Start Data shown

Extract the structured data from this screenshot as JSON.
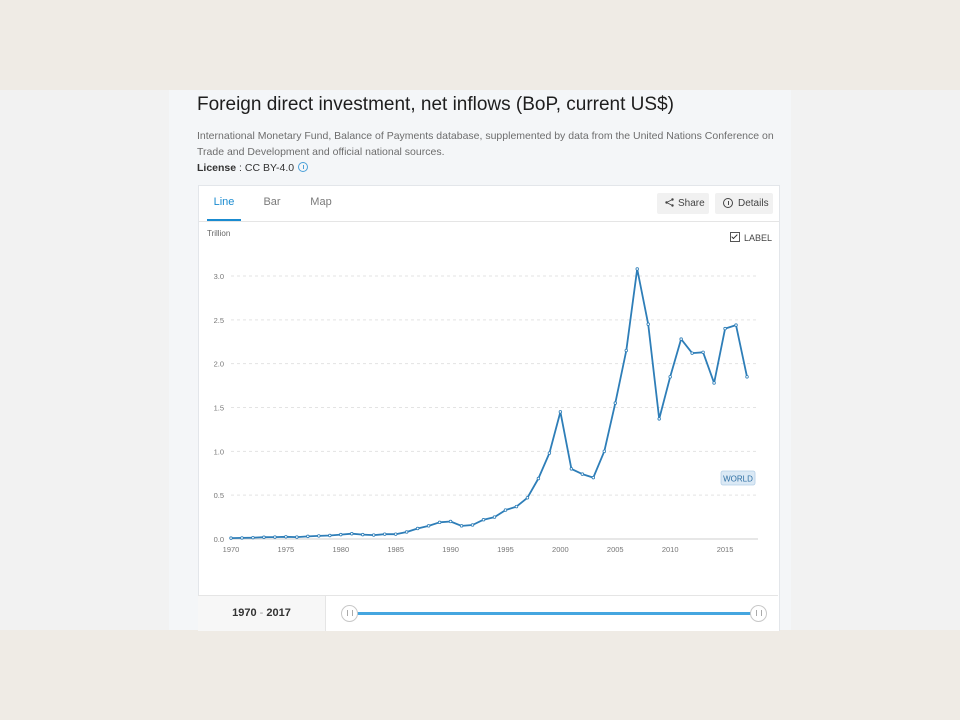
{
  "header": {
    "title": "Foreign direct investment, net inflows (BoP, current US$)",
    "source": "International Monetary Fund, Balance of Payments database, supplemented by data from the United Nations Conference on Trade and Development and official national sources.",
    "license_label": "License",
    "license_sep": " : ",
    "license_value": "CC BY-4.0"
  },
  "tabs": [
    {
      "label": "Line",
      "active": true
    },
    {
      "label": "Bar",
      "active": false
    },
    {
      "label": "Map",
      "active": false
    }
  ],
  "actions": {
    "share_label": "Share",
    "details_label": "Details"
  },
  "label_toggle": {
    "label": "LABEL",
    "checked": true
  },
  "range": {
    "start": "1970",
    "separator": " - ",
    "end": "2017"
  },
  "colors": {
    "accent": "#1a8bd0",
    "series": "#2e7eb8",
    "slider": "#45a6e0"
  },
  "chart_data": {
    "type": "line",
    "ylabel": "Trillion",
    "xlim": [
      1970,
      2018
    ],
    "ylim": [
      0,
      3.0
    ],
    "x_ticks": [
      1970,
      1975,
      1980,
      1985,
      1990,
      1995,
      2000,
      2005,
      2010,
      2015
    ],
    "y_ticks": [
      "0.0",
      "0.5",
      "1.0",
      "1.5",
      "2.0",
      "2.5",
      "3.0"
    ],
    "grid": true,
    "series": [
      {
        "name": "WORLD",
        "x": [
          1970,
          1971,
          1972,
          1973,
          1974,
          1975,
          1976,
          1977,
          1978,
          1979,
          1980,
          1981,
          1982,
          1983,
          1984,
          1985,
          1986,
          1987,
          1988,
          1989,
          1990,
          1991,
          1992,
          1993,
          1994,
          1995,
          1996,
          1997,
          1998,
          1999,
          2000,
          2001,
          2002,
          2003,
          2004,
          2005,
          2006,
          2007,
          2008,
          2009,
          2010,
          2011,
          2012,
          2013,
          2014,
          2015,
          2016,
          2017
        ],
        "values": [
          0.01,
          0.012,
          0.015,
          0.02,
          0.022,
          0.025,
          0.022,
          0.03,
          0.035,
          0.04,
          0.05,
          0.06,
          0.05,
          0.045,
          0.055,
          0.055,
          0.08,
          0.12,
          0.15,
          0.19,
          0.2,
          0.15,
          0.16,
          0.22,
          0.25,
          0.33,
          0.37,
          0.47,
          0.69,
          0.98,
          1.45,
          0.8,
          0.74,
          0.7,
          1.0,
          1.55,
          2.15,
          3.08,
          2.45,
          1.37,
          1.85,
          2.28,
          2.12,
          2.13,
          1.78,
          2.4,
          2.44,
          1.85
        ]
      }
    ]
  }
}
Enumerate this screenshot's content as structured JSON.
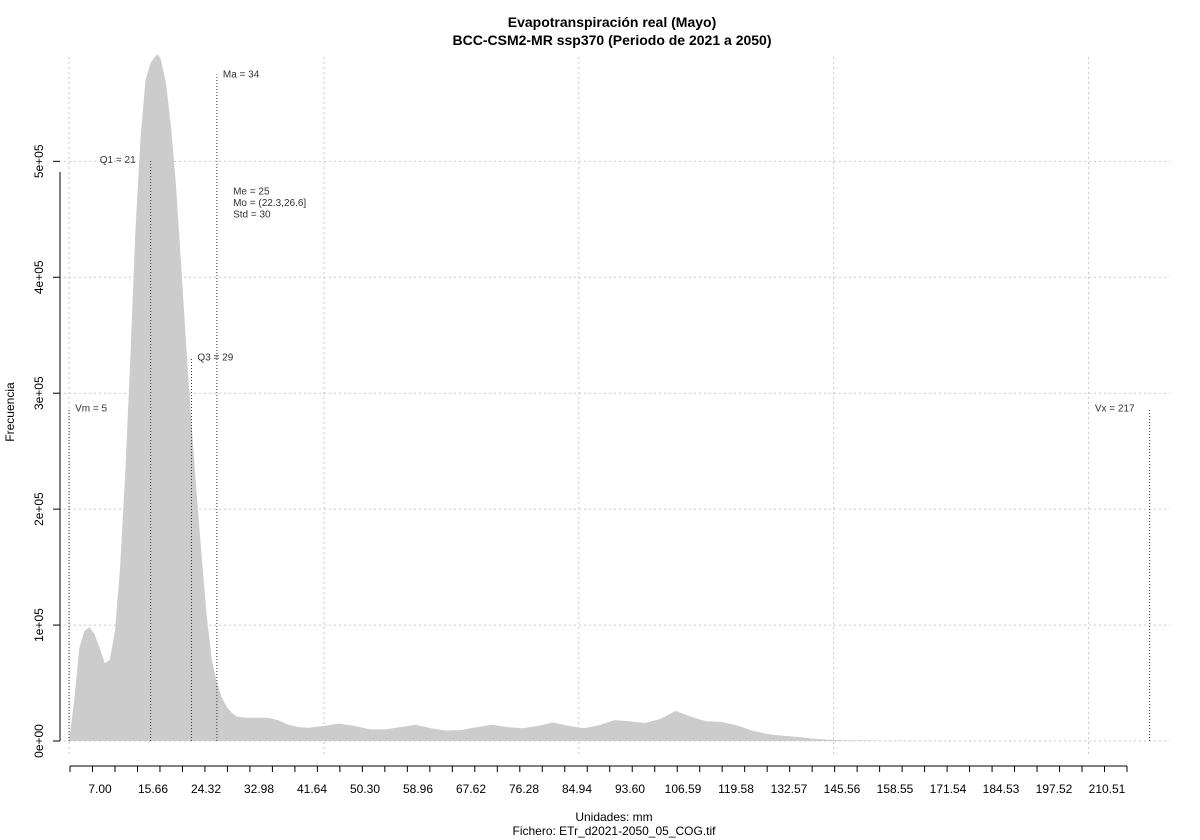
{
  "chart_data": {
    "type": "area",
    "title": "Evapotranspiración real (Mayo)",
    "subtitle": "BCC-CSM2-MR ssp370 (Periodo de 2021 a 2050)",
    "xlabel": "Unidades: mm",
    "ylabel": "Frecuencia",
    "caption": "Fichero: ETr_d2021-2050_05_COG.tif",
    "xlim": [
      4,
      221
    ],
    "ylim": [
      0,
      590000
    ],
    "x_ticks": [
      "7.00",
      "15.66",
      "24.32",
      "32.98",
      "41.64",
      "50.30",
      "58.96",
      "67.62",
      "76.28",
      "84.94",
      "93.60",
      "106.59",
      "119.58",
      "132.57",
      "145.56",
      "158.55",
      "171.54",
      "184.53",
      "197.52",
      "210.51"
    ],
    "y_ticks": [
      {
        "value": 0,
        "label": "0e+00"
      },
      {
        "value": 100000,
        "label": "1e+05"
      },
      {
        "value": 200000,
        "label": "2e+05"
      },
      {
        "value": 300000,
        "label": "3e+05"
      },
      {
        "value": 400000,
        "label": "4e+05"
      },
      {
        "value": 500000,
        "label": "5e+05"
      }
    ],
    "x_gridlines": [
      5,
      55,
      105,
      155,
      205
    ],
    "y_gridlines": [
      0,
      100000,
      200000,
      300000,
      400000,
      500000
    ],
    "grid": true,
    "fill_color": "#cccccc",
    "series": [
      {
        "x": [
          5,
          6,
          7,
          8,
          9,
          10,
          11,
          12,
          13,
          14,
          15,
          16,
          17,
          18,
          19,
          20,
          21,
          22,
          22.5,
          23,
          24,
          25,
          26,
          27,
          28,
          29,
          30,
          31,
          32,
          33,
          34,
          35,
          36,
          37,
          38,
          40,
          42,
          44,
          46,
          48,
          50,
          52,
          55,
          58,
          61,
          64,
          67,
          70,
          73,
          76,
          79,
          82,
          85,
          88,
          91,
          94,
          97,
          100,
          103,
          106,
          109,
          112,
          115,
          118,
          121,
          124,
          127,
          130,
          133,
          136,
          139,
          142,
          145,
          148,
          151,
          154,
          157,
          160,
          165,
          170,
          180,
          190,
          200,
          210,
          217
        ],
        "values": [
          0,
          35000,
          80000,
          95000,
          98000,
          92000,
          80000,
          67000,
          70000,
          95000,
          150000,
          230000,
          330000,
          440000,
          520000,
          570000,
          585000,
          591000,
          592000,
          588000,
          568000,
          530000,
          478000,
          410000,
          340000,
          275000,
          215000,
          160000,
          108000,
          70000,
          50000,
          37000,
          29000,
          24000,
          21000,
          20000,
          20000,
          20000,
          18000,
          14000,
          12000,
          11500,
          13000,
          15000,
          13000,
          10000,
          10000,
          12000,
          14000,
          11000,
          9000,
          9500,
          12000,
          14000,
          12000,
          11000,
          13000,
          16000,
          13000,
          11000,
          13500,
          18000,
          17000,
          15500,
          19000,
          26000,
          21000,
          17000,
          16500,
          13500,
          9000,
          6000,
          4500,
          3500,
          2000,
          1000,
          700,
          500,
          300,
          200,
          100,
          60,
          30,
          10,
          0
        ]
      }
    ],
    "annotations": [
      {
        "label": "Vm = 5",
        "x": 5,
        "y": 287000,
        "line": true,
        "line_top": 287000,
        "anchor": "start"
      },
      {
        "label": "Q1 = 21",
        "x": 21,
        "y": 501000,
        "line": true,
        "line_top": 501000,
        "anchor": "end"
      },
      {
        "label": "Q3 = 29",
        "x": 29,
        "y": 331000,
        "line": true,
        "line_top": 331000,
        "anchor": "start"
      },
      {
        "label": "Ma = 34",
        "x": 34,
        "y": 575000,
        "line": true,
        "line_top": 575000,
        "anchor": "start"
      },
      {
        "label": "Me = 25",
        "x": 36,
        "y": 474000,
        "line": false,
        "anchor": "start"
      },
      {
        "label": "Mo = (22.3,26.6]",
        "x": 36,
        "y": 464000,
        "line": false,
        "anchor": "start"
      },
      {
        "label": "Std = 30",
        "x": 36,
        "y": 454000,
        "line": false,
        "anchor": "start"
      },
      {
        "label": "Vx = 217",
        "x": 217,
        "y": 287000,
        "line": true,
        "line_top": 287000,
        "anchor": "end"
      }
    ]
  }
}
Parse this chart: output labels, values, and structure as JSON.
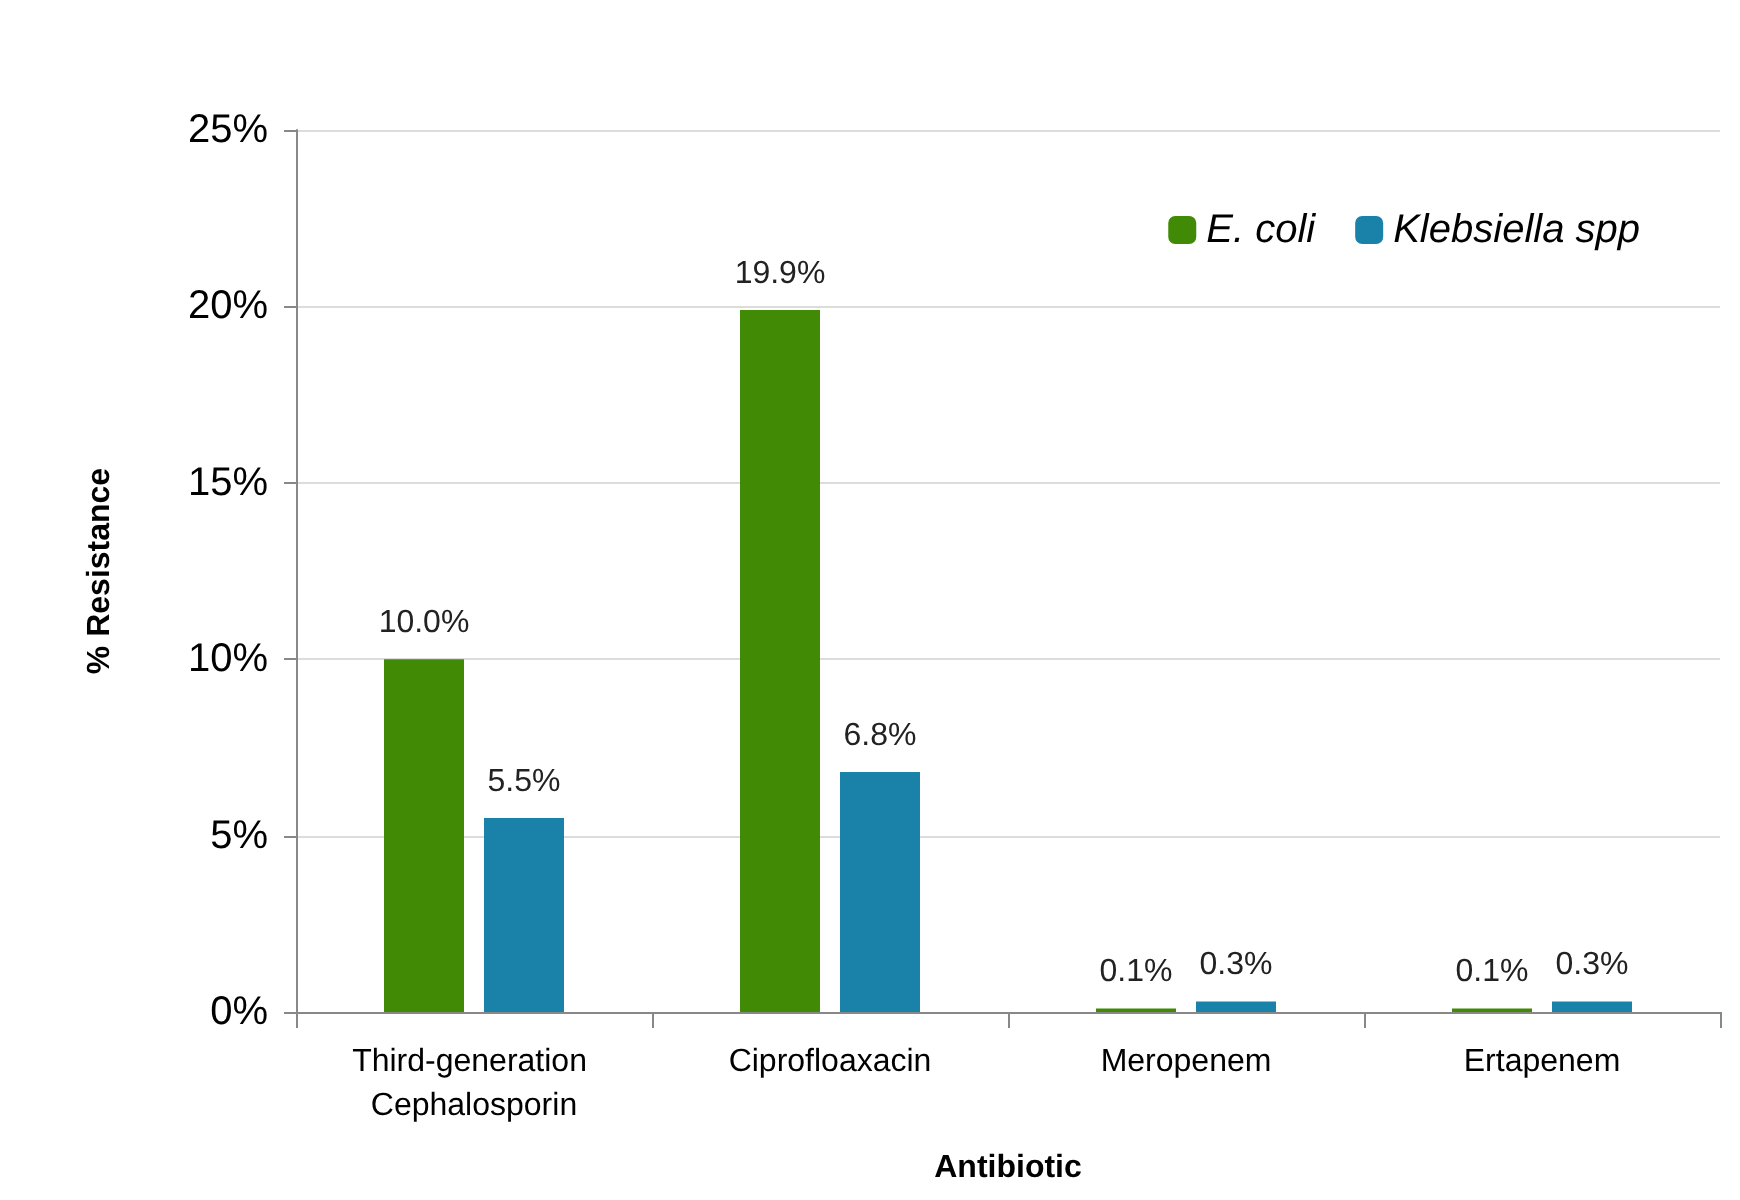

End Data shown

__Short task__. Could you reproduce every record above exactly, leaving out the pictures?

__The reply__.
Extract the structured data from this screenshot as JSON.
{
  "header": {
    "title": "Foreign direct investment, net inflows (BoP, current US$)",
    "source": "International Monetary Fund, Balance of Payments database, supplemented by data from the United Nations Conference on Trade and Development and official national sources.",
    "license_label": "License",
    "license_sep": " : ",
    "license_value": "CC BY-4.0"
  },
  "tabs": [
    {
      "label": "Line",
      "active": true
    },
    {
      "label": "Bar",
      "active": false
    },
    {
      "label": "Map",
      "active": false
    }
  ],
  "actions": {
    "share_label": "Share",
    "details_label": "Details"
  },
  "label_toggle": {
    "label": "LABEL",
    "checked": true
  },
  "range": {
    "start": "1970",
    "separator": " - ",
    "end": "2017"
  },
  "colors": {
    "accent": "#1a8bd0",
    "series": "#2e7eb8",
    "slider": "#45a6e0"
  },
  "chart_data": {
    "type": "line",
    "ylabel": "Trillion",
    "xlim": [
      1970,
      2018
    ],
    "ylim": [
      0,
      3.0
    ],
    "x_ticks": [
      1970,
      1975,
      1980,
      1985,
      1990,
      1995,
      2000,
      2005,
      2010,
      2015
    ],
    "y_ticks": [
      "0.0",
      "0.5",
      "1.0",
      "1.5",
      "2.0",
      "2.5",
      "3.0"
    ],
    "grid": true,
    "series": [
      {
        "name": "WORLD",
        "x": [
          1970,
          1971,
          1972,
          1973,
          1974,
          1975,
          1976,
          1977,
          1978,
          1979,
          1980,
          1981,
          1982,
          1983,
          1984,
          1985,
          1986,
          1987,
          1988,
          1989,
          1990,
          1991,
          1992,
          1993,
          1994,
          1995,
          1996,
          1997,
          1998,
          1999,
          2000,
          2001,
          2002,
          2003,
          2004,
          2005,
          2006,
          2007,
          2008,
          2009,
          2010,
          2011,
          2012,
          2013,
          2014,
          2015,
          2016,
          2017
        ],
        "values": [
          0.01,
          0.012,
          0.015,
          0.02,
          0.022,
          0.025,
          0.022,
          0.03,
          0.035,
          0.04,
          0.05,
          0.06,
          0.05,
          0.045,
          0.055,
          0.055,
          0.08,
          0.12,
          0.15,
          0.19,
          0.2,
          0.15,
          0.16,
          0.22,
          0.25,
          0.33,
          0.37,
          0.47,
          0.69,
          0.98,
          1.45,
          0.8,
          0.74,
          0.7,
          1.0,
          1.55,
          2.15,
          3.08,
          2.45,
          1.37,
          1.85,
          2.28,
          2.12,
          2.13,
          1.78,
          2.4,
          2.44,
          1.85
        ]
      }
    ]
  }
}
Enumerate this screenshot's content as structured JSON.
{
  "chart_data": {
    "type": "area",
    "title": "Evapotranspiración real (Mayo)",
    "subtitle": "BCC-CSM2-MR ssp370 (Periodo de 2021 a 2050)",
    "xlabel": "Unidades: mm",
    "ylabel": "Frecuencia",
    "caption": "Fichero: ETr_d2021-2050_05_COG.tif",
    "xlim": [
      4,
      221
    ],
    "ylim": [
      0,
      590000
    ],
    "x_ticks": [
      "7.00",
      "15.66",
      "24.32",
      "32.98",
      "41.64",
      "50.30",
      "58.96",
      "67.62",
      "76.28",
      "84.94",
      "93.60",
      "106.59",
      "119.58",
      "132.57",
      "145.56",
      "158.55",
      "171.54",
      "184.53",
      "197.52",
      "210.51"
    ],
    "y_ticks": [
      {
        "value": 0,
        "label": "0e+00"
      },
      {
        "value": 100000,
        "label": "1e+05"
      },
      {
        "value": 200000,
        "label": "2e+05"
      },
      {
        "value": 300000,
        "label": "3e+05"
      },
      {
        "value": 400000,
        "label": "4e+05"
      },
      {
        "value": 500000,
        "label": "5e+05"
      }
    ],
    "x_gridlines": [
      5,
      55,
      105,
      155,
      205
    ],
    "y_gridlines": [
      0,
      100000,
      200000,
      300000,
      400000,
      500000
    ],
    "grid": true,
    "fill_color": "#cccccc",
    "series": [
      {
        "x": [
          5,
          6,
          7,
          8,
          9,
          10,
          11,
          12,
          13,
          14,
          15,
          16,
          17,
          18,
          19,
          20,
          21,
          22,
          22.5,
          23,
          24,
          25,
          26,
          27,
          28,
          29,
          30,
          31,
          32,
          33,
          34,
          35,
          36,
          37,
          38,
          40,
          42,
          44,
          46,
          48,
          50,
          52,
          55,
          58,
          61,
          64,
          67,
          70,
          73,
          76,
          79,
          82,
          85,
          88,
          91,
          94,
          97,
          100,
          103,
          106,
          109,
          112,
          115,
          118,
          121,
          124,
          127,
          130,
          133,
          136,
          139,
          142,
          145,
          148,
          151,
          154,
          157,
          160,
          165,
          170,
          180,
          190,
          200,
          210,
          217
        ],
        "values": [
          0,
          35000,
          80000,
          95000,
          98000,
          92000,
          80000,
          67000,
          70000,
          95000,
          150000,
          230000,
          330000,
          440000,
          520000,
          570000,
          585000,
          591000,
          592000,
          588000,
          568000,
          530000,
          478000,
          410000,
          340000,
          275000,
          215000,
          160000,
          108000,
          70000,
          50000,
          37000,
          29000,
          24000,
          21000,
          20000,
          20000,
          20000,
          18000,
          14000,
          12000,
          11500,
          13000,
          15000,
          13000,
          10000,
          10000,
          12000,
          14000,
          11000,
          9000,
          9500,
          12000,
          14000,
          12000,
          11000,
          13000,
          16000,
          13000,
          11000,
          13500,
          18000,
          17000,
          15500,
          19000,
          26000,
          21000,
          17000,
          16500,
          13500,
          9000,
          6000,
          4500,
          3500,
          2000,
          1000,
          700,
          500,
          300,
          200,
          100,
          60,
          30,
          10,
          0
        ]
      }
    ],
    "annotations": [
      {
        "label": "Vm = 5",
        "x": 5,
        "y": 287000,
        "line": true,
        "line_top": 287000,
        "anchor": "start"
      },
      {
        "label": "Q1 = 21",
        "x": 21,
        "y": 501000,
        "line": true,
        "line_top": 501000,
        "anchor": "end"
      },
      {
        "label": "Q3 = 29",
        "x": 29,
        "y": 331000,
        "line": true,
        "line_top": 331000,
        "anchor": "start"
      },
      {
        "label": "Ma = 34",
        "x": 34,
        "y": 575000,
        "line": true,
        "line_top": 575000,
        "anchor": "start"
      },
      {
        "label": "Me = 25",
        "x": 36,
        "y": 474000,
        "line": false,
        "anchor": "start"
      },
      {
        "label": "Mo = (22.3,26.6]",
        "x": 36,
        "y": 464000,
        "line": false,
        "anchor": "start"
      },
      {
        "label": "Std = 30",
        "x": 36,
        "y": 454000,
        "line": false,
        "anchor": "start"
      },
      {
        "label": "Vx = 217",
        "x": 217,
        "y": 287000,
        "line": true,
        "line_top": 287000,
        "anchor": "end"
      }
    ]
  }
}
Parse this chart: output labels, values, and structure as JSON.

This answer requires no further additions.